Directions for this task – Extract every line from the entries below and reproduce each one verbatim, with no changes.
— BEGIN The input —
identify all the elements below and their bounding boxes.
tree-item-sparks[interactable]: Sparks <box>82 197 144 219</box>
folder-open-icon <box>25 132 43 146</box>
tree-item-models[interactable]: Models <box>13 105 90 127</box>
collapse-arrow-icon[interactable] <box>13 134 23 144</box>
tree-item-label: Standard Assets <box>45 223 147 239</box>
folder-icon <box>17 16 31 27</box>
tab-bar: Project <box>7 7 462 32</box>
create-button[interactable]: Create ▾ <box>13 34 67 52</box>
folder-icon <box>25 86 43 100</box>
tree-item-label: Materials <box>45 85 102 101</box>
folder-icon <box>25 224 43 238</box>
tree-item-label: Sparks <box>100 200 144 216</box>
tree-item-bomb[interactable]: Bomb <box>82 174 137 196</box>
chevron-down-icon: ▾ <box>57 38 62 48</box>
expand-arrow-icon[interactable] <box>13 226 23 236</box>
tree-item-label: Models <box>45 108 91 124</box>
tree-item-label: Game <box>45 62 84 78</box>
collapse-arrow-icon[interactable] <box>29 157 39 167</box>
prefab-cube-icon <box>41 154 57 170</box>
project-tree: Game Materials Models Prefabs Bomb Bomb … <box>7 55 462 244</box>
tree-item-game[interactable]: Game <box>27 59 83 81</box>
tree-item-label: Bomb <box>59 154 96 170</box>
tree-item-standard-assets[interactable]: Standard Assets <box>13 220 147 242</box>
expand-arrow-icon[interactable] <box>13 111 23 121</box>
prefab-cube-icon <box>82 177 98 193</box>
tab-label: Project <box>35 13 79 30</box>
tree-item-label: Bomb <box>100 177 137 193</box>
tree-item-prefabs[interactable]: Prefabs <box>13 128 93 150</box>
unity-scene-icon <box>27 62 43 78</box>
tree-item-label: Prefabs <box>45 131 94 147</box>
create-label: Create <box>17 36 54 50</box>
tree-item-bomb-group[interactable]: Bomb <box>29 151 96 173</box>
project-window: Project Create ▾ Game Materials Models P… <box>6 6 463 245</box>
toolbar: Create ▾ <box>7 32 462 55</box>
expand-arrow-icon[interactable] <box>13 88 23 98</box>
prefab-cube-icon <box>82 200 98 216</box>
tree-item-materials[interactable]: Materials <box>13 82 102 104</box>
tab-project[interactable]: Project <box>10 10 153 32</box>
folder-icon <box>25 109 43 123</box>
— END The input —
Output for this task –
identify all the elements below and their bounding boxes.
tree-item-sparks[interactable]: Sparks <box>82 197 144 219</box>
folder-open-icon <box>25 132 43 146</box>
tree-item-models[interactable]: Models <box>13 105 90 127</box>
collapse-arrow-icon[interactable] <box>13 134 23 144</box>
tree-item-label: Standard Assets <box>45 223 147 239</box>
folder-icon <box>17 16 31 27</box>
tab-bar: Project <box>7 7 462 32</box>
create-button[interactable]: Create ▾ <box>13 34 67 52</box>
folder-icon <box>25 86 43 100</box>
tree-item-label: Materials <box>45 85 102 101</box>
folder-icon <box>25 224 43 238</box>
tree-item-label: Sparks <box>100 200 144 216</box>
tree-item-bomb[interactable]: Bomb <box>82 174 137 196</box>
chevron-down-icon: ▾ <box>57 38 62 48</box>
expand-arrow-icon[interactable] <box>13 226 23 236</box>
tree-item-label: Models <box>45 108 91 124</box>
tree-item-label: Game <box>45 62 84 78</box>
collapse-arrow-icon[interactable] <box>29 157 39 167</box>
prefab-cube-icon <box>41 154 57 170</box>
project-tree: Game Materials Models Prefabs Bomb Bomb … <box>7 55 462 244</box>
tree-item-game[interactable]: Game <box>27 59 83 81</box>
tree-item-label: Bomb <box>59 154 96 170</box>
tree-item-standard-assets[interactable]: Standard Assets <box>13 220 147 242</box>
expand-arrow-icon[interactable] <box>13 111 23 121</box>
prefab-cube-icon <box>82 177 98 193</box>
tab-label: Project <box>35 13 79 30</box>
tree-item-label: Bomb <box>100 177 137 193</box>
tree-item-prefabs[interactable]: Prefabs <box>13 128 93 150</box>
unity-scene-icon <box>27 62 43 78</box>
tree-item-label: Prefabs <box>45 131 94 147</box>
create-label: Create <box>17 36 54 50</box>
tree-item-bomb-group[interactable]: Bomb <box>29 151 96 173</box>
project-window: Project Create ▾ Game Materials Models P… <box>6 6 463 245</box>
toolbar: Create ▾ <box>7 32 462 55</box>
expand-arrow-icon[interactable] <box>13 88 23 98</box>
prefab-cube-icon <box>82 200 98 216</box>
tree-item-materials[interactable]: Materials <box>13 82 102 104</box>
tab-project[interactable]: Project <box>10 10 153 32</box>
folder-icon <box>25 109 43 123</box>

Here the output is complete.